Excerpt to read
Overall, the selection process we used not only performed well in comparison to other methods, but also tried to select the most original version of the song.

Part 1.4: Get Audio Features

We chose to query Spotify because the API provides audio features that numerically describe music. There are two types of data, categorical and quantitative. For the purposes of viewing trends and later classifying the data, it is interesting and useful to have a mixture of both types. Music is often divided into groups based on subjective factors; The Spotify audio features provide objective (based on Spotify's definitions) features about the songs.

When performing the search below, we found that the ID Spotify provided for the rank 80 song from 2005 does not work when searching for audio features. As a result we remove this row because we do not have the features it is associated with (similar reasoning to the removal of missing data described previously).

The Spotify Audio Features API allows for a maximum of 100 song IDs to be provided on each search. In order to accommodate this, we group by rank which will be a maximum of 62 songs per query.

As seen in the info above, the result of the audio features query contains 6069 songs (6070 from previous data - 1 removed for missing data), and there are no columns that contain null values.

Part 1.5: Get Genre

Another feature we may want to look at is genre. However, the Spotify API has no way of directly obtaining the genre of a particular track. Instead, we must obtain the genre through the Artist ID. Since we may have several artists on the same track, we will choose to take the primary artist, whose genres should be just as, if not more, indicative of the genre of the track.

When deciding how to use a list of artist IDs to get genres, we have three options: use only one artist, use the intersection of the genres from all the artists, or use the union of the genres from all the artists. Finding the union or the intersection from all the artists would greatly increase the number of API requests we need to make, and would take more computation. When multiple artists collaborate on a song, they are often associated with similar genres, so it would have a minimal effect on the track's final genre category. Although it is likely to make little difference, the majority of the artist lists begin with the primary artist of the track. Therefore, our best option is to use only one artist, the first one in the list.

We take the list of genres returned and convert them into a string for storage and further processing.

As seen in the output above, the issue with the genre data is that the string can contain many different genres. In order to perform exploratory data analysis on genre, we want to place most of the songs into singular, meaningful categories. That means that we must convert entries like "dance pop, pop, post-teen pop" into just "pop" and entries like "contemporary country, country, country road, modern country rock" into just "country". Our strategy was to use key phrases like "pop" and "rock" to place songs into categories. The issue is that many songs have overlapping genres such as "dance pop, pop, pop rap, r&b, rap". Thus, we prioritized categories according to their prevalence. For instance, since "disco" was rarer than "pop", a string with "disco, dance pop" would be placed in the "disco" category. Since rock and pop had equivalent prevalence, we would choose one or the other based on the number of occurrences of the keyword. So "dance pop, teen pop, rock" would be classified as pop. Doing this, we condensed all of the genres into 8 categories: country, disco, edm, soul/r&b, hip hop/rap, alternative/indie, rock, and pop.

Dataset extract

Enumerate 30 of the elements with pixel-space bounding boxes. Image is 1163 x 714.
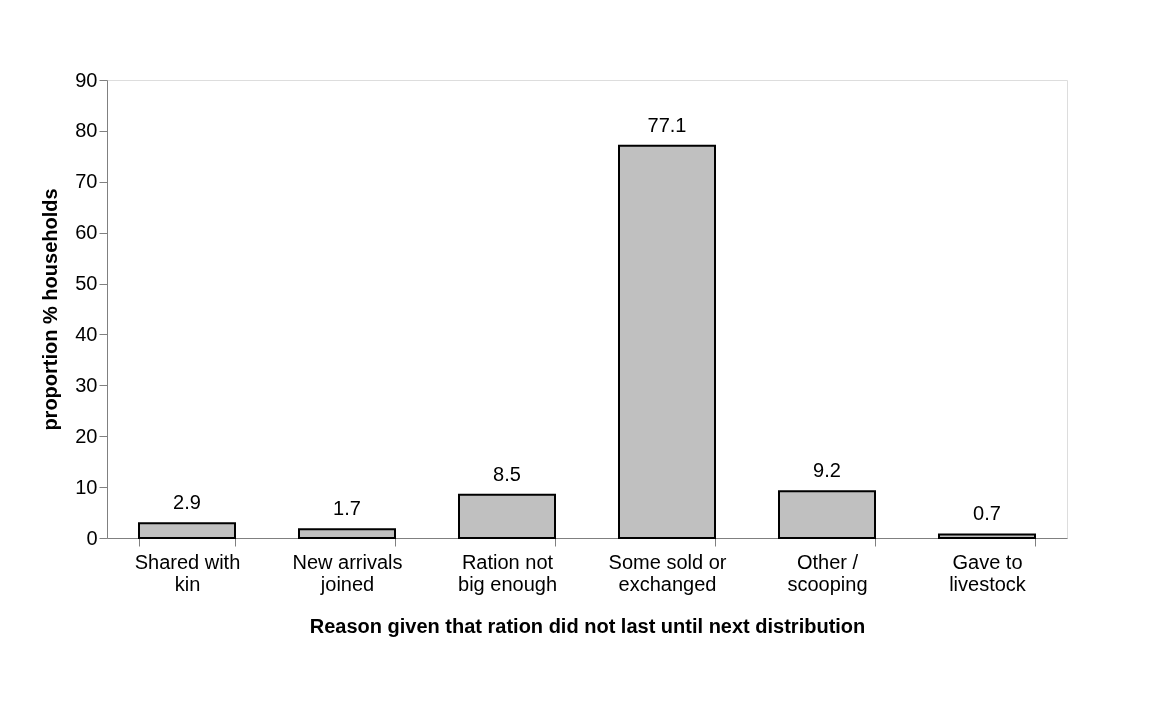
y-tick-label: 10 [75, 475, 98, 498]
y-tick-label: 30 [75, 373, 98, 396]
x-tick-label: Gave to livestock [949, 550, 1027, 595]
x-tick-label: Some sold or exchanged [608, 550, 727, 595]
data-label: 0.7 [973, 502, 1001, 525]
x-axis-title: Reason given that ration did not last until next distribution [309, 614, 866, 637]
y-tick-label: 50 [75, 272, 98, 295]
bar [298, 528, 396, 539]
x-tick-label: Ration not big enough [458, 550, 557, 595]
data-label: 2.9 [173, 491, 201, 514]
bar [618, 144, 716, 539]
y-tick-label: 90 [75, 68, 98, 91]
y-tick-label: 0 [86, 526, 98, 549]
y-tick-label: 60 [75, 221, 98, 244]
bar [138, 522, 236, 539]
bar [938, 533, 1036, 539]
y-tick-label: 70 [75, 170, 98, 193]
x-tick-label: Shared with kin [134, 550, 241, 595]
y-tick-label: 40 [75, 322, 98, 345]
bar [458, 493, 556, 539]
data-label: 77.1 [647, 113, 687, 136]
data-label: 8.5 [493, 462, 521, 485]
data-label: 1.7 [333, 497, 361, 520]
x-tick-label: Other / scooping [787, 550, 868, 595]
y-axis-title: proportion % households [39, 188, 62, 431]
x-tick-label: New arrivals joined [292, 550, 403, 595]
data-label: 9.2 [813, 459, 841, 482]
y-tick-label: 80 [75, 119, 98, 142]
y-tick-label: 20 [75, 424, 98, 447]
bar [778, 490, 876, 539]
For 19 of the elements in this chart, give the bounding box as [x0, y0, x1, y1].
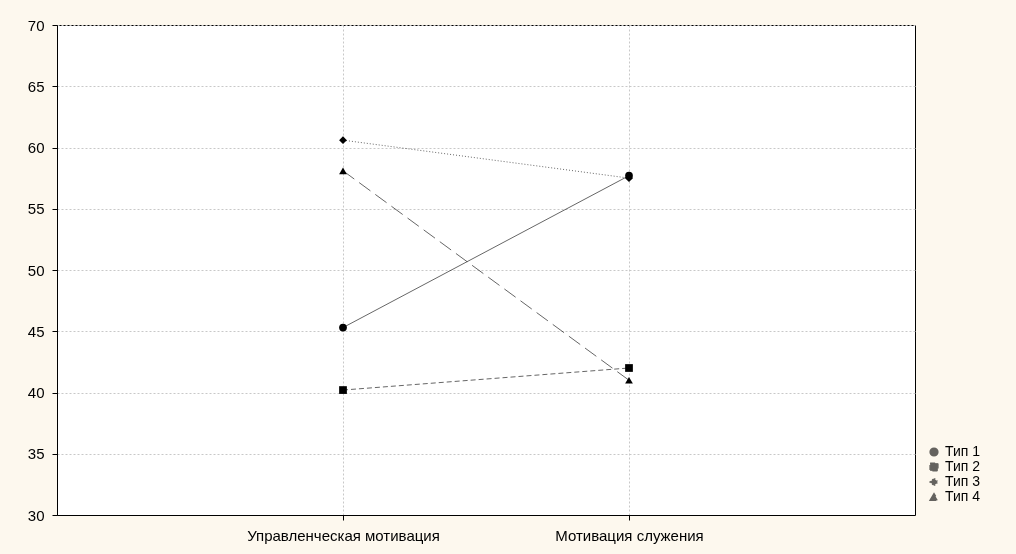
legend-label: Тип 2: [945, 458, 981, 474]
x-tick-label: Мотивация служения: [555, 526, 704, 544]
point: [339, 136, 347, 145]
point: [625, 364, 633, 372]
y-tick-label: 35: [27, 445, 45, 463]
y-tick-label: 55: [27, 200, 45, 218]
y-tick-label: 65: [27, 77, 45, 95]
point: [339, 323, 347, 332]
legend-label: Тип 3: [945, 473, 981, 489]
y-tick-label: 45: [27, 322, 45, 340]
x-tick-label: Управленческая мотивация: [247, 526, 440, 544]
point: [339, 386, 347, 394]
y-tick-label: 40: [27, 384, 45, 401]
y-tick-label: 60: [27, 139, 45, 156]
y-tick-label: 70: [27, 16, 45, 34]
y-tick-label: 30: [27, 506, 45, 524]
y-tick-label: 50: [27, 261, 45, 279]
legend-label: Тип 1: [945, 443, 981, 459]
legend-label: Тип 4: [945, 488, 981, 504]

The problem
List the final genre categories into which the Spotify excerpt condenses all of the songs' genres. Answer using only the Spotify excerpt, without drawing on the material.

Written response
country, disco, edm, soul/r&b, hip hop/rap, alternative/indie, rock, and pop